Task directions:
Here are some records; copy every line that holds the word "امریکہ".

Information shown:
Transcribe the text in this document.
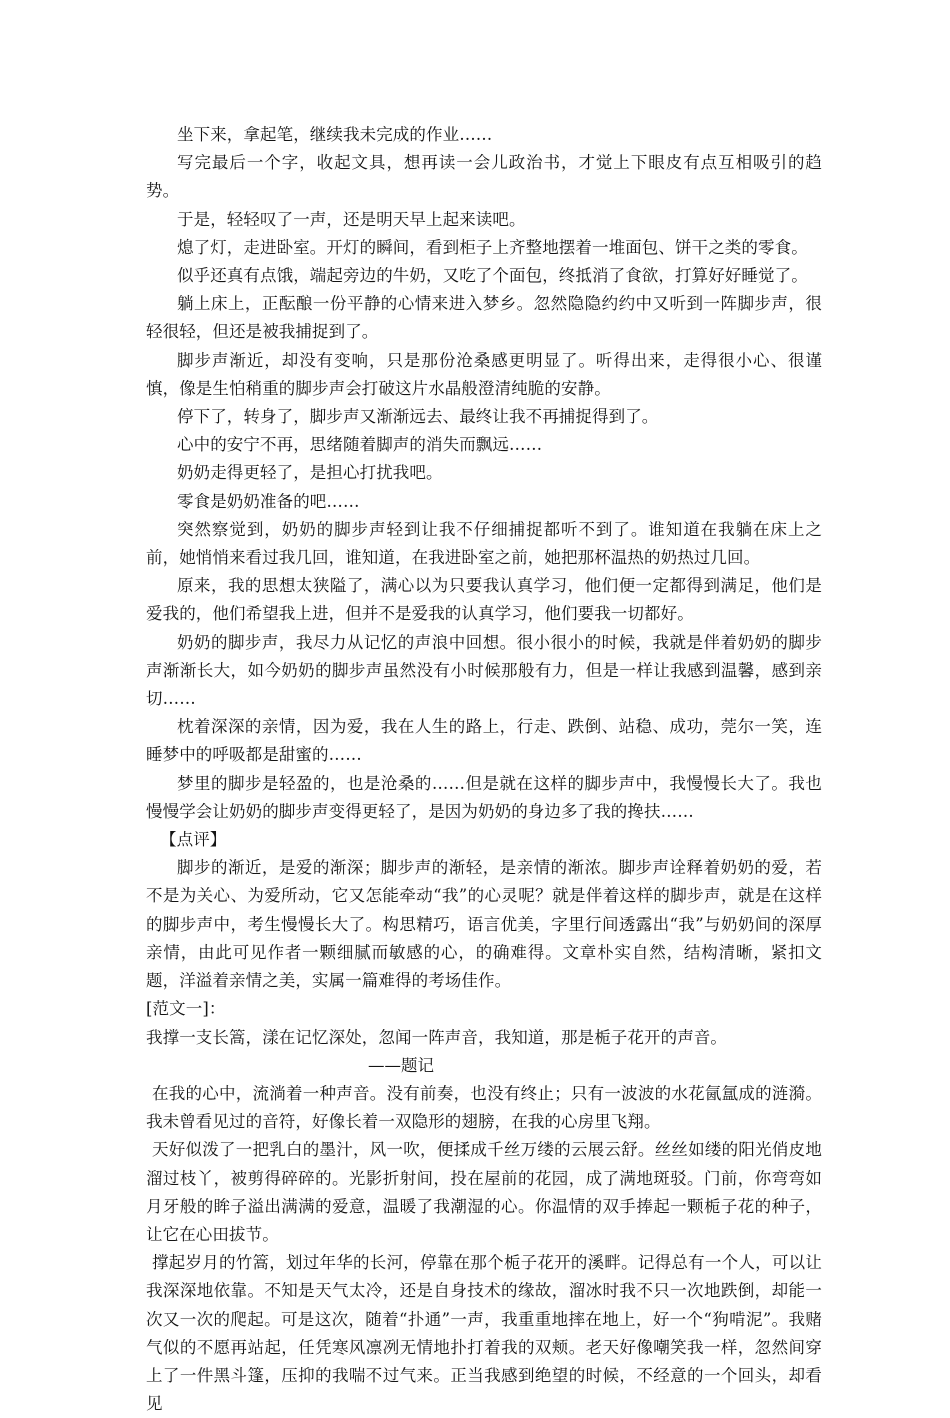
坐下来，拿起笔，继续我未完成的作业……

写完最后一个字，收起文具，想再读一会儿政治书，才觉上下眼皮有点互相吸引的趋势。

于是，轻轻叹了一声，还是明天早上起来读吧。

熄了灯，走进卧室。开灯的瞬间，看到柜子上齐整地摆着一堆面包、饼干之类的零食。

似乎还真有点饿，端起旁边的牛奶，又吃了个面包，终抵消了食欲，打算好好睡觉了。

躺上床上，正酝酿一份平静的心情来进入梦乡。忽然隐隐约约中又听到一阵脚步声，很轻很轻，但还是被我捕捉到了。

脚步声渐近，却没有变响，只是那份沧桑感更明显了。听得出来，走得很小心、很谨慎，像是生怕稍重的脚步声会打破这片水晶般澄清纯脆的安静。

停下了，转身了，脚步声又渐渐远去、最终让我不再捕捉得到了。

心中的安宁不再，思绪随着脚声的消失而飘远……

奶奶走得更轻了，是担心打扰我吧。

零食是奶奶准备的吧……

突然察觉到，奶奶的脚步声轻到让我不仔细捕捉都听不到了。谁知道在我躺在床上之前，她悄悄来看过我几回，谁知道，在我进卧室之前，她把那杯温热的奶热过几回。

原来，我的思想太狭隘了，满心以为只要我认真学习，他们便一定都得到满足，他们是爱我的，他们希望我上进，但并不是爱我的认真学习，他们要我一切都好。

奶奶的脚步声，我尽力从记忆的声浪中回想。很小很小的时候，我就是伴着奶奶的脚步声渐渐长大，如今奶奶的脚步声虽然没有小时候那般有力，但是一样让我感到温馨，感到亲切……

枕着深深的亲情，因为爱，我在人生的路上，行走、跌倒、站稳、成功，莞尔一笑，连睡梦中的呼吸都是甜蜜的……

梦里的脚步是轻盈的，也是沧桑的……但是就在这样的脚步声中，我慢慢长大了。我也慢慢学会让奶奶的脚步声变得更轻了，是因为奶奶的身边多了我的搀扶……

【点评】

脚步的渐近，是爱的渐深；脚步声的渐轻，是亲情的渐浓。脚步声诠释着奶奶的爱，若不是为关心、为爱所动，它又怎能牵动“我”的心灵呢？就是伴着这样的脚步声，就是在这样的脚步声中，考生慢慢长大了。构思精巧，语言优美，字里行间透露出“我”与奶奶间的深厚亲情，由此可见作者一颗细腻而敏感的心，的确难得。文章朴实自然，结构清晰，紧扣文题，洋溢着亲情之美，实属一篇难得的考场佳作。

[范文一]：

我撑一支长篙，漾在记忆深处，忽闻一阵声音，我知道，那是栀子花开的声音。

——题记

在我的心中，流淌着一种声音。没有前奏，也没有终止；只有一波波的水花氤氲成的涟漪。我未曾看见过的音符，好像长着一双隐形的翅膀，在我的心房里飞翔。

天好似泼了一把乳白的墨汁，风一吹，便揉成千丝万缕的云展云舒。丝丝如缕的阳光俏皮地溜过枝丫，被剪得碎碎的。光影折射间，投在屋前的花园，成了满地斑驳。门前，你弯弯如月牙般的眸子溢出满满的爱意，温暖了我潮湿的心。你温情的双手捧起一颗栀子花的种子，让它在心田拔节。

撑起岁月的竹篙，划过年华的长河，停靠在那个栀子花开的溪畔。记得总有一个人，可以让我深深地依靠。不知是天气太冷，还是自身技术的缘故，溜冰时我不只一次地跌倒，却能一次又一次的爬起。可是这次，随着“扑通”一声，我重重地摔在地上，好一个“狗啃泥”。我赌气似的不愿再站起，任凭寒风凛冽无情地扑打着我的双颊。老天好像嘲笑我一样，忽然间穿上了一件黑斗篷，压抑的我喘不过气来。正当我感到绝望的时候，不经意的一个回头，却看见
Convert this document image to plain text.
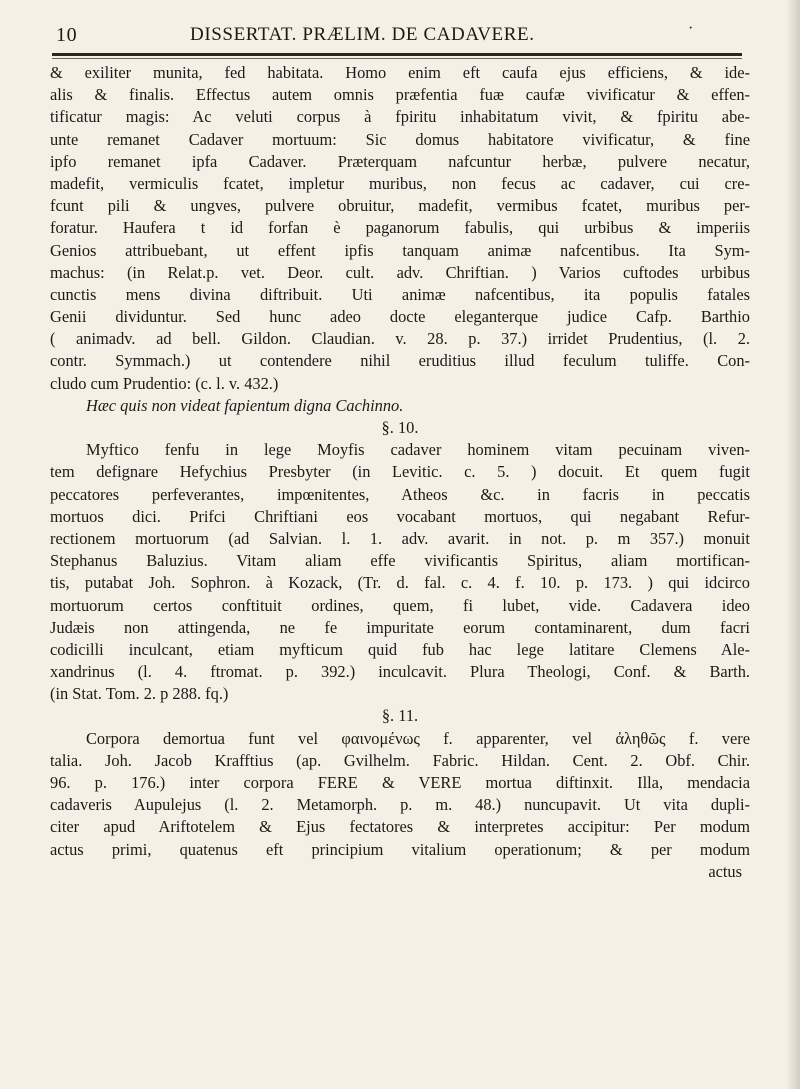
10	DISSERTAT. PRÆLIM. DE CADAVERE.	·
& exiliter munita, fed habitata. Homo enim eft caufa ejus efficiens, & ide-
alis & finalis. Effectus autem omnis præfentia fuæ caufæ vivificatur & effen-
tificatur magis: Ac veluti corpus à fpiritu inhabitatum vivit, & fpiritu abe-
unte remanet Cadaver mortuum: Sic domus habitatore vivificatur, & fine
ipfo remanet ipfa Cadaver. Præterquam nafcuntur herbæ, pulvere necatur,
madefit, vermiculis fcatet, impletur muribus, non fecus ac cadaver, cui cre-
fcunt pili & ungves, pulvere obruitur, madefit, vermibus fcatet, muribus per-
foratur. Haufera t id forfan è paganorum fabulis, qui urbibus & imperiis
Genios attribuebant, ut effent ipfis tanquam animæ nafcentibus. Ita Sym-
machus: (in Relat.p. vet. Deor. cult. adv. Chriftian. ) Varios cuftodes urbibus
cunctis mens divina diftribuit. Uti animæ nafcentibus, ita populis fatales
Genii dividuntur. Sed hunc adeo docte eleganterque judice Cafp. Barthio
( animadv. ad bell. Gildon. Claudian. v. 28. p. 37.) irridet Prudentius, (l. 2.
contr. Symmach.) ut contendere nihil eruditius illud feculum tuliffe. Con-
cludo cum Prudentio: (c. l. v. 432.)
Hæc quis non videat fapientum digna Cachinno.
§. 10.
Myftico fenfu in lege Moyfis cadaver hominem vitam pecuinam viven-
tem defignare Hefychius Presbyter (in Levitic. c. 5. ) docuit. Et quem fugit
peccatores perfeverantes, impœnitentes, Atheos &c. in facris in peccatis
mortuos dici. Prifci Chriftiani eos vocabant mortuos, qui negabant Refur-
rectionem mortuorum (ad Salvian. l. 1. adv. avarit. in not. p. m 357.) monuit
Stephanus Baluzius. Vitam aliam effe vivificantis Spiritus, aliam mortifican-
tis, putabat Joh. Sophron. à Kozack, (Tr. d. fal. c. 4. f. 10. p. 173. ) qui idcirco
mortuorum certos conftituit ordines, quem, fi lubet, vide. Cadavera ideo
Judæis non attingenda, ne fe impuritate eorum contaminarent, dum facri
codicilli inculcant, etiam myfticum quid fub hac lege latitare Clemens Ale-
xandrinus (l. 4. ftromat. p. 392.) inculcavit. Plura Theologi, Conf. & Barth.
(in Stat. Tom. 2. p 288. fq.)
§. 11.
Corpora demortua funt vel φαινομένως f. apparenter, vel ἀληθῶς f. vere
talia. Joh. Jacob Krafftius (ap. Gvilhelm. Fabric. Hildan. Cent. 2. Obf. Chir.
96. p. 176.) inter corpora FERE & VERE mortua diftinxit. Illa, mendacia
cadaveris Aupulejus (l. 2. Metamorph. p. m. 48.) nuncupavit. Ut vita dupli-
citer apud Ariftotelem & Ejus fectatores & interpretes accipitur: Per modum
actus primi, quatenus eft principium vitalium operationum; & per modum
actus
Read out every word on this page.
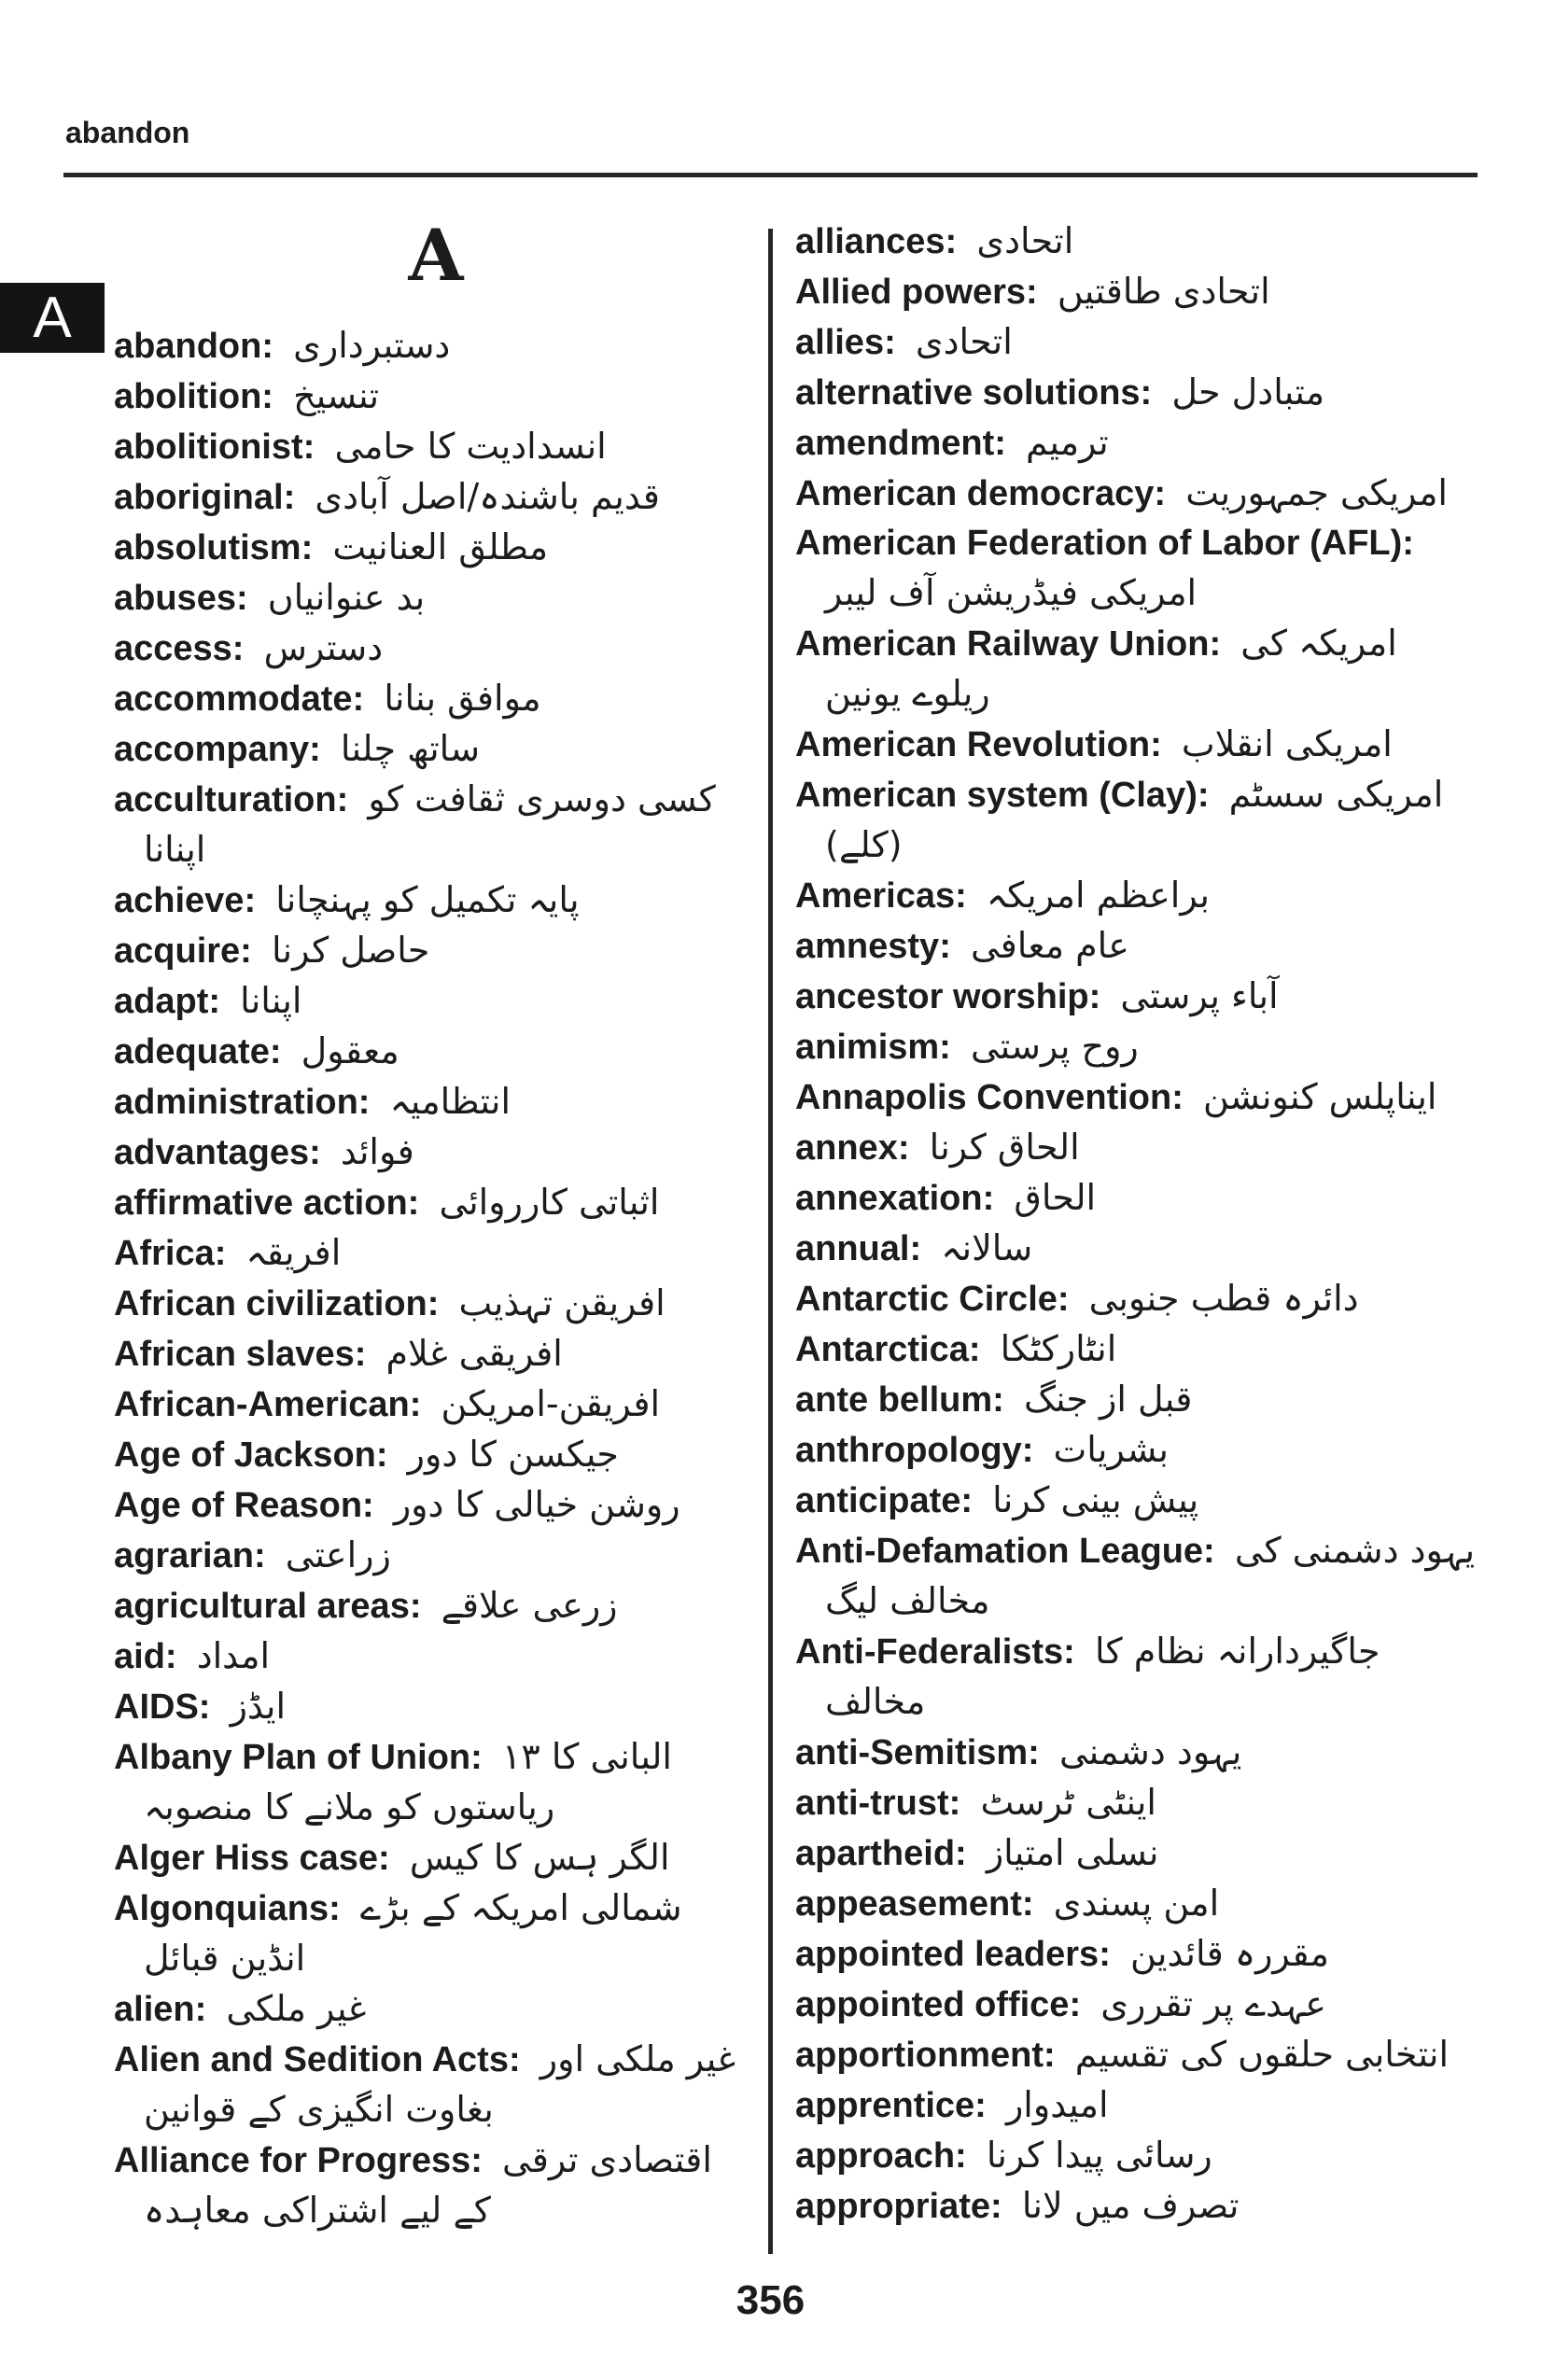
abandon
A
A
abandon: دستبرداری
abolition: تنسیخ
abolitionist: انسدادیت کا حامی
aboriginal: قدیم باشندہ/اصل آبادی
absolutism: مطلق العنانیت
abuses: بد عنوانیاں
access: دسترس
accommodate: موافق بنانا
accompany: ساتھ چلنا
acculturation: کسی دوسری ثقافت کو اپنانا
achieve: پایہ تکمیل کو پہنچانا
acquire: حاصل کرنا
adapt: اپنانا
adequate: معقول
administration: انتظامیہ
advantages: فوائد
affirmative action: اثباتی کارروائی
Africa: افریقہ
African civilization: افریقن تہذیب
African slaves: افریقی غلام
African-American: افریقن-امریکن
Age of Jackson: جیکسن کا دور
Age of Reason: روشن خیالی کا دور
agrarian: زراعتی
agricultural areas: زرعی علاقے
aid: امداد
AIDS: ایڈز
Albany Plan of Union: البانی کا ۱۳ ریاستوں کو ملانے کا منصوبہ
Alger Hiss case: الگر ہس کا کیس
Algonquians: شمالی امریکہ کے بڑے انڈین قبائل
alien: غیر ملکی
Alien and Sedition Acts: غیر ملکی اور بغاوت انگیزی کے قوانین
Alliance for Progress: اقتصادی ترقی کے لیے اشتراکی معاہدہ
alliances: اتحادی
Allied powers: اتحادی طاقتیں
allies: اتحادی
alternative solutions: متبادل حل
amendment: ترمیم
American democracy: امریکی جمہوریت
American Federation of Labor (AFL):  امریکی فیڈریشن آف لیبر
American Railway Union: امریکہ کی ریلوے یونین
American Revolution: امریکی انقلاب
American system (Clay): امریکی سسٹم (کلے)
Americas: براعظم امریکہ
amnesty: عام معافی
ancestor worship: آباء پرستی
animism: روح پرستی
Annapolis Convention: ایناپلس کنونشن
annex: الحاق کرنا
annexation: الحاق
annual: سالانہ
Antarctic Circle: دائرہ قطب جنوبی
Antarctica: انٹارکٹکا
ante bellum: قبل از جنگ
anthropology: بشریات
anticipate: پیش بینی کرنا
Anti-Defamation League: یہود دشمنی کی مخالف لیگ
Anti-Federalists: جاگیردارانہ نظام کا مخالف
anti-Semitism: یہود دشمنی
anti-trust: اینٹی ٹرسٹ
apartheid: نسلی امتیاز
appeasement: امن پسندی
appointed leaders: مقررہ قائدین
appointed office: عہدے پر تقرری
apportionment: انتخابی حلقوں کی تقسیم
apprentice: امیدوار
approach: رسائی پیدا کرنا
appropriate: تصرف میں لانا
356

Result of the task:
Algonquians: شمالی امریکہ کے بڑے انڈین قبائل
American Railway Union: امریکہ کی ریلوے یونین
Americas: براعظم امریکہ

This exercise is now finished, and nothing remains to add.